### WHAT YOU NEED TO DO
Reproduce each line exactly.

[Figure collection entries]
##########

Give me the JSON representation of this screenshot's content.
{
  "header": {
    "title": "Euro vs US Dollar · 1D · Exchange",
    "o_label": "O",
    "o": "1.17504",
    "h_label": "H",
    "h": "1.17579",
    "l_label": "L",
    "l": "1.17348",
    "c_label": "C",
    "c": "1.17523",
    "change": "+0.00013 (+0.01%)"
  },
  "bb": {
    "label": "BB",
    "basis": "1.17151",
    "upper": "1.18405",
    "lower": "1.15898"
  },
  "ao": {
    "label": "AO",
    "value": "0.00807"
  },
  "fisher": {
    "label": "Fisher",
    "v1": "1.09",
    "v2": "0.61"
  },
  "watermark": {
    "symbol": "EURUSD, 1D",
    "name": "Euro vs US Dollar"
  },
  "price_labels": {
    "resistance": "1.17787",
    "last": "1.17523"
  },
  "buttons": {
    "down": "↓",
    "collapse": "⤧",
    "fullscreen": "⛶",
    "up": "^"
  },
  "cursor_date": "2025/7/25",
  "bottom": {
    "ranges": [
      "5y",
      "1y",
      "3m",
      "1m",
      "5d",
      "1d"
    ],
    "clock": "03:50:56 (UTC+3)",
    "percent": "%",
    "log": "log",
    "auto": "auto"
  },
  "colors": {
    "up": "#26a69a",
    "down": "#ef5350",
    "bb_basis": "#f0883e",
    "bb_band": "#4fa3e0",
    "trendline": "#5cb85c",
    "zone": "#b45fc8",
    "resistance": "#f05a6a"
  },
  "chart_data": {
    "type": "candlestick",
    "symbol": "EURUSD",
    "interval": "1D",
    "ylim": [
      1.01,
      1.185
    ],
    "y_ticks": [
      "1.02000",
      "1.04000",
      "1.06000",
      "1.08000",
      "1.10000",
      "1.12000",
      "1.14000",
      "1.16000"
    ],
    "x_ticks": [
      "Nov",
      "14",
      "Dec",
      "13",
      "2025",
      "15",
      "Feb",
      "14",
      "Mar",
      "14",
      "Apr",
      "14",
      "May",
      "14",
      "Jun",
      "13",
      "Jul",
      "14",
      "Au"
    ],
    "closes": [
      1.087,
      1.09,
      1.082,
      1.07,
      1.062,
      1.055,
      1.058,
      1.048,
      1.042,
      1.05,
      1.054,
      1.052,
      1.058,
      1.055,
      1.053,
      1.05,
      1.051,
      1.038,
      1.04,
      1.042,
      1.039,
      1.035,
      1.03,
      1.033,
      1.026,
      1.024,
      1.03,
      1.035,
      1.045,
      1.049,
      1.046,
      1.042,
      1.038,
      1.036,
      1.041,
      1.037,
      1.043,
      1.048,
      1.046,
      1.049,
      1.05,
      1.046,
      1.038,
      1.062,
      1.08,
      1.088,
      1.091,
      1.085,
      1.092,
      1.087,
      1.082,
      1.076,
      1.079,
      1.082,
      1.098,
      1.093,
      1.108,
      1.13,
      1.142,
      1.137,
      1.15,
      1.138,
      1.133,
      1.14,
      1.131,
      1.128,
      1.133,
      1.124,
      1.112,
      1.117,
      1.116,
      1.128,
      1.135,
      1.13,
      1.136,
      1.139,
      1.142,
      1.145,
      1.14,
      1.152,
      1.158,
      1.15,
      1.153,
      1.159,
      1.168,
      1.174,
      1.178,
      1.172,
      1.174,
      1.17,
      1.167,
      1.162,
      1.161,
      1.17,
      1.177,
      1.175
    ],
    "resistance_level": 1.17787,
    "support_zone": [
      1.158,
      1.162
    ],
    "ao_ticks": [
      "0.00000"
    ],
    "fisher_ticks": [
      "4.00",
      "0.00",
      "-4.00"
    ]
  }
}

##########

### ANSWER TO THE TASK
Give me the JSON representation of this screenshot's content.
{
  "header": {
    "title": "Euro vs US Dollar · 1D · Exchange",
    "o_label": "O",
    "o": "1.17504",
    "h_label": "H",
    "h": "1.17579",
    "l_label": "L",
    "l": "1.17348",
    "c_label": "C",
    "c": "1.17523",
    "change": "+0.00013 (+0.01%)"
  },
  "bb": {
    "label": "BB",
    "basis": "1.17151",
    "upper": "1.18405",
    "lower": "1.15898"
  },
  "ao": {
    "label": "AO",
    "value": "0.00807"
  },
  "fisher": {
    "label": "Fisher",
    "v1": "1.09",
    "v2": "0.61"
  },
  "watermark": {
    "symbol": "EURUSD, 1D",
    "name": "Euro vs US Dollar"
  },
  "price_labels": {
    "resistance": "1.17787",
    "last": "1.17523"
  },
  "buttons": {
    "down": "↓",
    "collapse": "⤧",
    "fullscreen": "⛶",
    "up": "^"
  },
  "cursor_date": "2025/7/25",
  "bottom": {
    "ranges": [
      "5y",
      "1y",
      "3m",
      "1m",
      "5d",
      "1d"
    ],
    "clock": "03:50:56 (UTC+3)",
    "percent": "%",
    "log": "log",
    "auto": "auto"
  },
  "colors": {
    "up": "#26a69a",
    "down": "#ef5350",
    "bb_basis": "#f0883e",
    "bb_band": "#4fa3e0",
    "trendline": "#5cb85c",
    "zone": "#b45fc8",
    "resistance": "#f05a6a"
  },
  "chart_data": {
    "type": "candlestick",
    "symbol": "EURUSD",
    "interval": "1D",
    "ylim": [
      1.01,
      1.185
    ],
    "y_ticks": [
      "1.02000",
      "1.04000",
      "1.06000",
      "1.08000",
      "1.10000",
      "1.12000",
      "1.14000",
      "1.16000"
    ],
    "x_ticks": [
      "Nov",
      "14",
      "Dec",
      "13",
      "2025",
      "15",
      "Feb",
      "14",
      "Mar",
      "14",
      "Apr",
      "14",
      "May",
      "14",
      "Jun",
      "13",
      "Jul",
      "14",
      "Au"
    ],
    "closes": [
      1.087,
      1.09,
      1.082,
      1.07,
      1.062,
      1.055,
      1.058,
      1.048,
      1.042,
      1.05,
      1.054,
      1.052,
      1.058,
      1.055,
      1.053,
      1.05,
      1.051,
      1.038,
      1.04,
      1.042,
      1.039,
      1.035,
      1.03,
      1.033,
      1.026,
      1.024,
      1.03,
      1.035,
      1.045,
      1.049,
      1.046,
      1.042,
      1.038,
      1.036,
      1.041,
      1.037,
      1.043,
      1.048,
      1.046,
      1.049,
      1.05,
      1.046,
      1.038,
      1.062,
      1.08,
      1.088,
      1.091,
      1.085,
      1.092,
      1.087,
      1.082,
      1.076,
      1.079,
      1.082,
      1.098,
      1.093,
      1.108,
      1.13,
      1.142,
      1.137,
      1.15,
      1.138,
      1.133,
      1.14,
      1.131,
      1.128,
      1.133,
      1.124,
      1.112,
      1.117,
      1.116,
      1.128,
      1.135,
      1.13,
      1.136,
      1.139,
      1.142,
      1.145,
      1.14,
      1.152,
      1.158,
      1.15,
      1.153,
      1.159,
      1.168,
      1.174,
      1.178,
      1.172,
      1.174,
      1.17,
      1.167,
      1.162,
      1.161,
      1.17,
      1.177,
      1.175
    ],
    "resistance_level": 1.17787,
    "support_zone": [
      1.158,
      1.162
    ],
    "ao_ticks": [
      "0.00000"
    ],
    "fisher_ticks": [
      "4.00",
      "0.00",
      "-4.00"
    ]
  }
}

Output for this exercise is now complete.